PAULO FREIRE definiert unterdrückerische verhältnisse als antidialogisch, domestizierend und gewalttätig. die angewandte gewalt der unterdrücker muss nicht nur physischer natur sein. die formen der gewalt durch manipulation und mythologisierung sind weitaus diffiziler, da sie den menschen domestizieren. so internalisieren die unterdrückten nach gewisser zeit die meinung, die die unterdrücker von ihnen haben. Freire: “Sie hören so oft, daß sie zu nichts nutze sind, nichts wissen und unfähig sind, etwas zu lernen - daß sie krank sind, faul und unproduktiv -, so daß sie schließlich von ihrer eigenen Unfähigkeit überzeugt werden.” man redet ihnen ein, dass die wirklichkeit statisch und voraussagbar wäre, um sie passiv und in dem glauben zu halten, dass sie die welt nicht verändern können. Freire: “Unter dem Einfluß von Magie und Mythos sehen die Unterdrückten (...) ihr Leiden - Folge der Ausbeutung - als Willen Gottes - als ob Gott der Schöpfer dieser 'organisierten Unordnung' wäre.” aber gott ist tot und von menschen organisierte unordnung ist veränderbar!

##########

Gestellte Aufgabe 1.
Zählen Sie sämtliche Eigenschaften auf, die den Unterdrückten nach dem Freire-Zitat im Artikel über Paulo Freire immer wieder zugeschrieben werden.
Gestellte Aufgabe 2.
Führen Sie den Artikel über Paulo Freire im Anschluss an seinen letzten Satz weiter.
Die nachstehenden Daten sind eigenständiges Material und gehören nicht zum Artikel über Paulo Freire.

Layout-Koordinatendaten.
##########

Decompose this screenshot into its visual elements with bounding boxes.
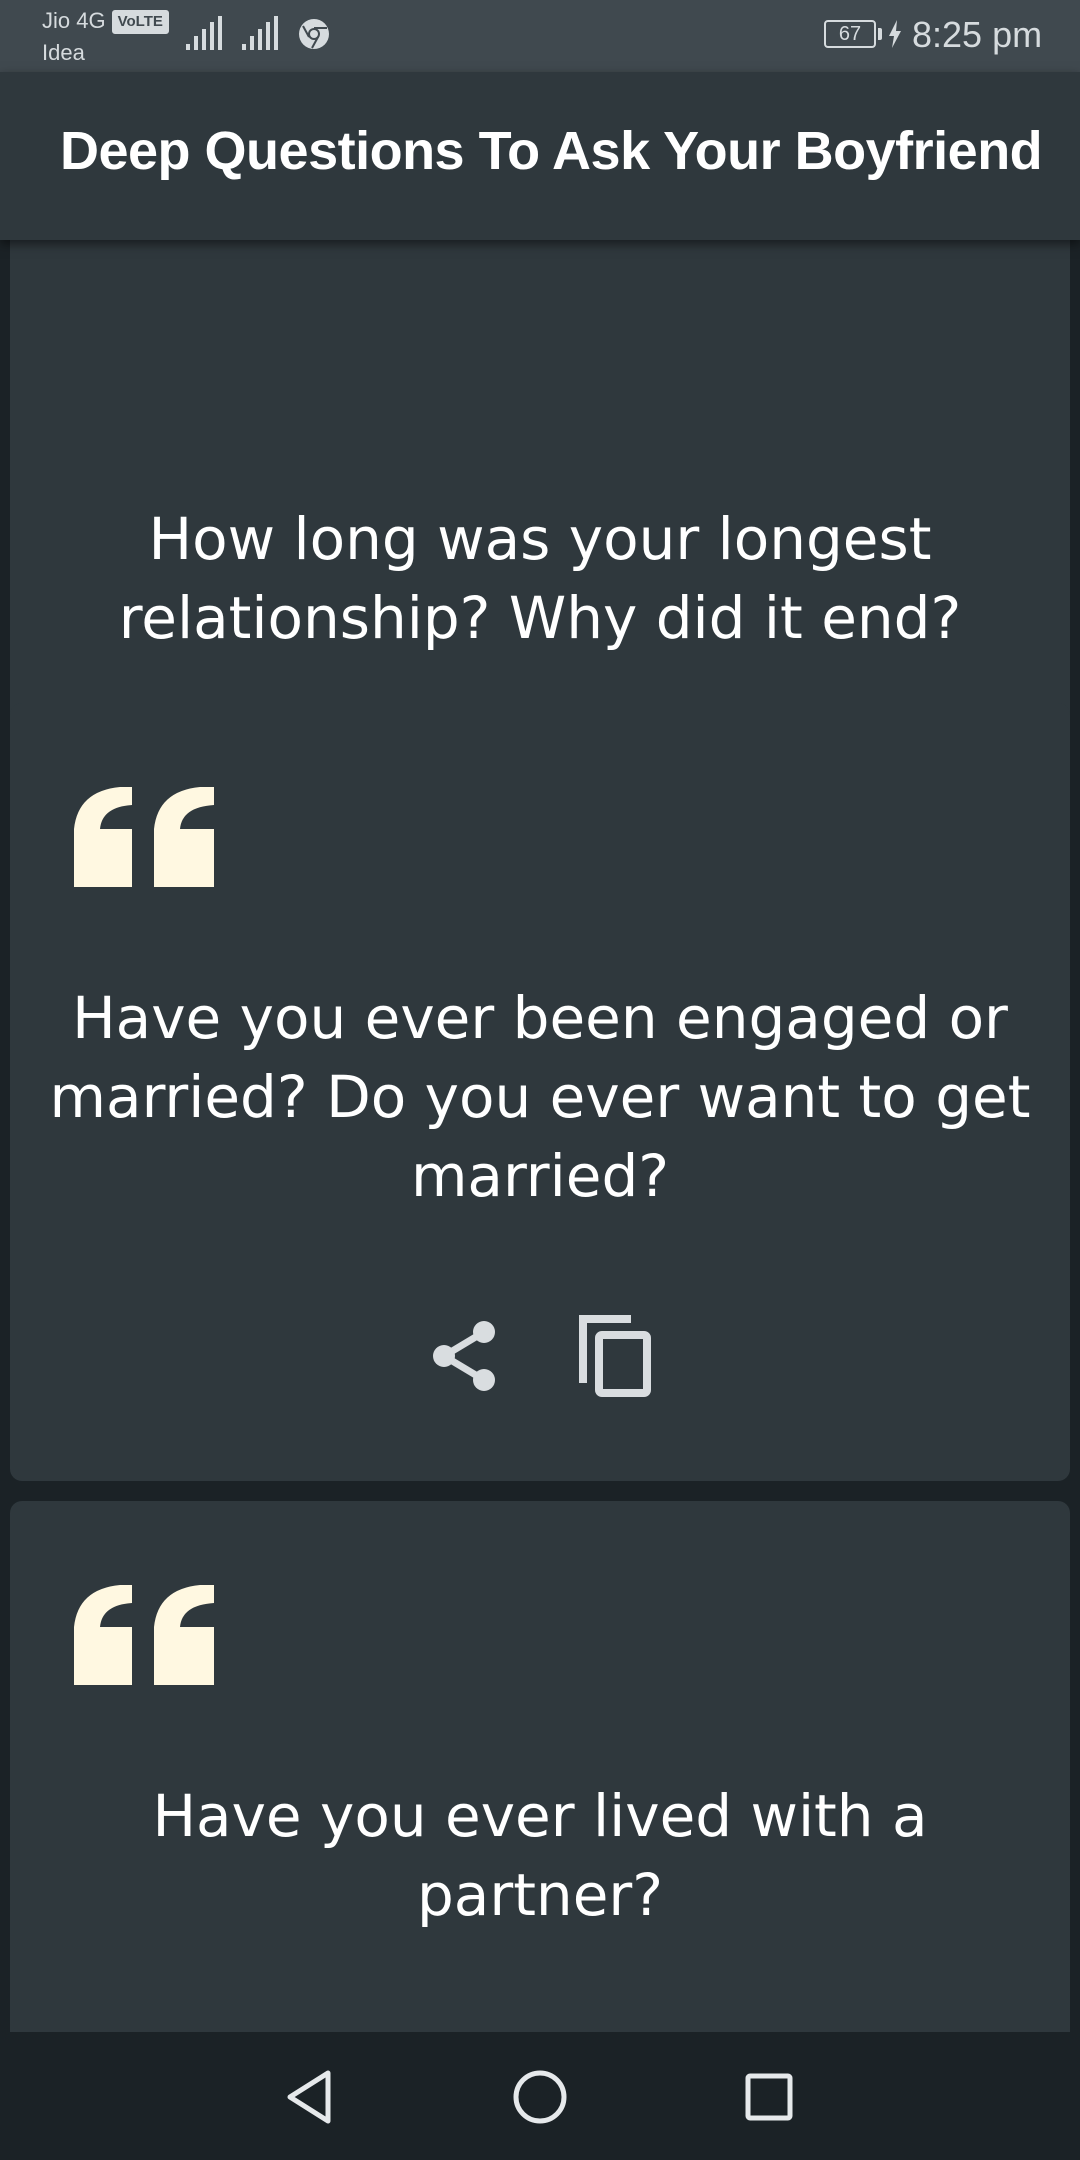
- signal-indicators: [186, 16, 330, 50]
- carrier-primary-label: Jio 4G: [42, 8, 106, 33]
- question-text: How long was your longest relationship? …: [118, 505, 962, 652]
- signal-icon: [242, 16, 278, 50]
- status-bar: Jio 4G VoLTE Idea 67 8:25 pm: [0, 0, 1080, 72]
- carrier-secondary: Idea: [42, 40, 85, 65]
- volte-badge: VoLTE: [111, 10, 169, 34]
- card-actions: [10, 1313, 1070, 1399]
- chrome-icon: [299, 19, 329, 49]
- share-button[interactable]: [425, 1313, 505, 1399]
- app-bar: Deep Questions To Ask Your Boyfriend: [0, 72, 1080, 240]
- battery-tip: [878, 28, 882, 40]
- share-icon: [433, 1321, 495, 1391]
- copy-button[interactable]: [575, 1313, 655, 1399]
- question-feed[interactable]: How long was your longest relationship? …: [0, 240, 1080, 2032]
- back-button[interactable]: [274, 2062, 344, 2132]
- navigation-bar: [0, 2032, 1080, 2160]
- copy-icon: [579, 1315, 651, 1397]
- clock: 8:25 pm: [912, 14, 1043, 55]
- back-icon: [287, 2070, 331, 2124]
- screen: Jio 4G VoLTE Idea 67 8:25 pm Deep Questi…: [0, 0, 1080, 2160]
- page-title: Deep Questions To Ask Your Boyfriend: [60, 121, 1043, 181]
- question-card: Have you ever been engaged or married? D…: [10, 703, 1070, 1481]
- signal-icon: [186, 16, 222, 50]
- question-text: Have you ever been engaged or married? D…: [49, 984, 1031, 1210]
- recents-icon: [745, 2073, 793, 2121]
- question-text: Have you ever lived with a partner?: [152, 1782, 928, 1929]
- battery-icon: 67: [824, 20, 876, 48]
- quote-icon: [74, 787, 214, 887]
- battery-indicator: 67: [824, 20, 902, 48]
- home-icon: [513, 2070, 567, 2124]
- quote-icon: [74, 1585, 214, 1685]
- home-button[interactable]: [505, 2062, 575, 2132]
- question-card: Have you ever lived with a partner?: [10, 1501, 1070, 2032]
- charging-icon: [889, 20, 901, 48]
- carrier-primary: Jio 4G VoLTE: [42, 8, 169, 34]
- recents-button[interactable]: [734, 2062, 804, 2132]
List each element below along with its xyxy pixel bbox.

##########

Schriftliche Antwort 1.
- zu nichts nutze
- wissen nichts
- unfähig, etwas zu lernen
- krank
- faul
- unproduktiv

Schriftliche Antwort 2.
wodurch hältst du veränderungen für möglich?
wie und wo wirkst du mit deinem verstand, deinem gefühl und deiner einsicht in deinen unmittelbaren lebens- und arbeitszusammenhängen an veränderungen mit?


liebe grüsse zurück
kandinsky (Gast) - 10. Dez, 18:44

Mit Blick auf´s Detail

Hallo :)

Zitat:
"Selbstverständlich wird "der Mensch" nicht erst durch (Lohn-)Erwerbsarbeit zum Menschen. Im Gegenteil, in ihr wird er sich selbst fremd, zum Ding, ist Ware. Schule bereitet ihn auf diesen psychischen Tod vor. Wir wissen gar nicht, was ein Mensch ist bzw. sein kann, wir kennen ihn mit wenigen Ausnahmen nur als Ding, als Ware. Die Volkswirtschaftslehre benennt uns so: Wirtschaftssubjekt, Humankapital, Nichtbank. Wir sind nur Subjekt in der Wirtschaft, also Objekt, nur Mensch als verwertbares Kapital, also Nichtmensch. Wir werden von Banken erkannt als nicht ihresgleichen.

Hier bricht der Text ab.